#### Data supplied ####
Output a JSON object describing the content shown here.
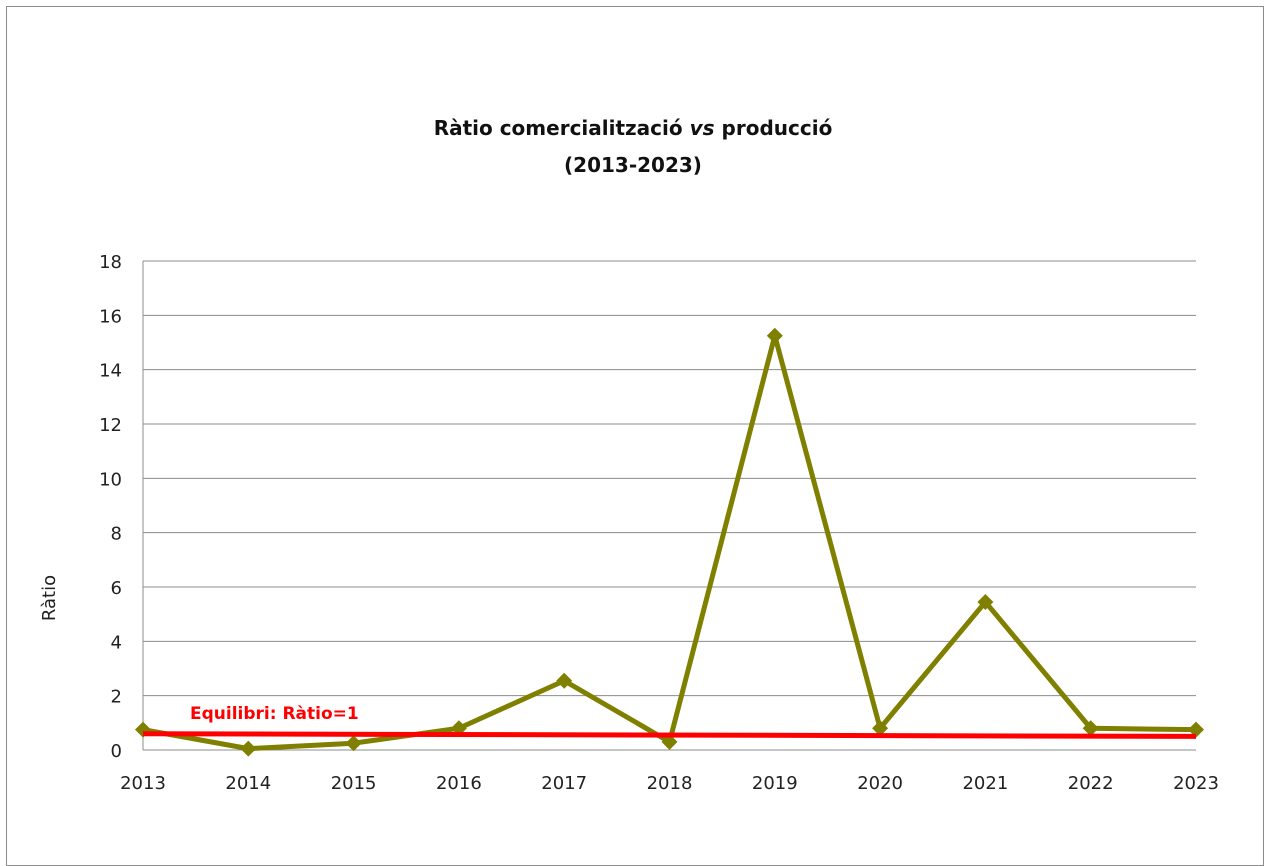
{
  "chart_data": {
    "type": "line",
    "title": "Ràtio comercialització vs producció",
    "title_parts": {
      "prefix": "Ràtio comercialització ",
      "italic": "vs",
      "suffix": " producció"
    },
    "subtitle": "(2013-2023)",
    "xlabel": "",
    "ylabel": "Ràtio",
    "ylim": [
      0,
      18
    ],
    "yticks": [
      0,
      2,
      4,
      6,
      8,
      10,
      12,
      14,
      16,
      18
    ],
    "categories": [
      "2013",
      "2014",
      "2015",
      "2016",
      "2017",
      "2018",
      "2019",
      "2020",
      "2021",
      "2022",
      "2023"
    ],
    "series": [
      {
        "color": "#7f7f00",
        "marker": "diamond",
        "values": [
          0.75,
          0.05,
          0.25,
          0.8,
          2.55,
          0.3,
          15.25,
          0.8,
          5.45,
          0.8,
          0.75
        ]
      }
    ],
    "reference_line": {
      "label": "Equilibri: Ràtio=1",
      "color": "#ff0000",
      "values": [
        0.6,
        0.5
      ]
    },
    "grid": true
  }
}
####
Repeat all of the entries word for word, but omit the pictures.

Output a JSON object describing the content shown here.
{
  "chart_data": {
    "type": "line",
    "title": "Ràtio comercialització vs producció",
    "title_parts": {
      "prefix": "Ràtio comercialització ",
      "italic": "vs",
      "suffix": " producció"
    },
    "subtitle": "(2013-2023)",
    "xlabel": "",
    "ylabel": "Ràtio",
    "ylim": [
      0,
      18
    ],
    "yticks": [
      0,
      2,
      4,
      6,
      8,
      10,
      12,
      14,
      16,
      18
    ],
    "categories": [
      "2013",
      "2014",
      "2015",
      "2016",
      "2017",
      "2018",
      "2019",
      "2020",
      "2021",
      "2022",
      "2023"
    ],
    "series": [
      {
        "color": "#7f7f00",
        "marker": "diamond",
        "values": [
          0.75,
          0.05,
          0.25,
          0.8,
          2.55,
          0.3,
          15.25,
          0.8,
          5.45,
          0.8,
          0.75
        ]
      }
    ],
    "reference_line": {
      "label": "Equilibri: Ràtio=1",
      "color": "#ff0000",
      "values": [
        0.6,
        0.5
      ]
    },
    "grid": true
  }
}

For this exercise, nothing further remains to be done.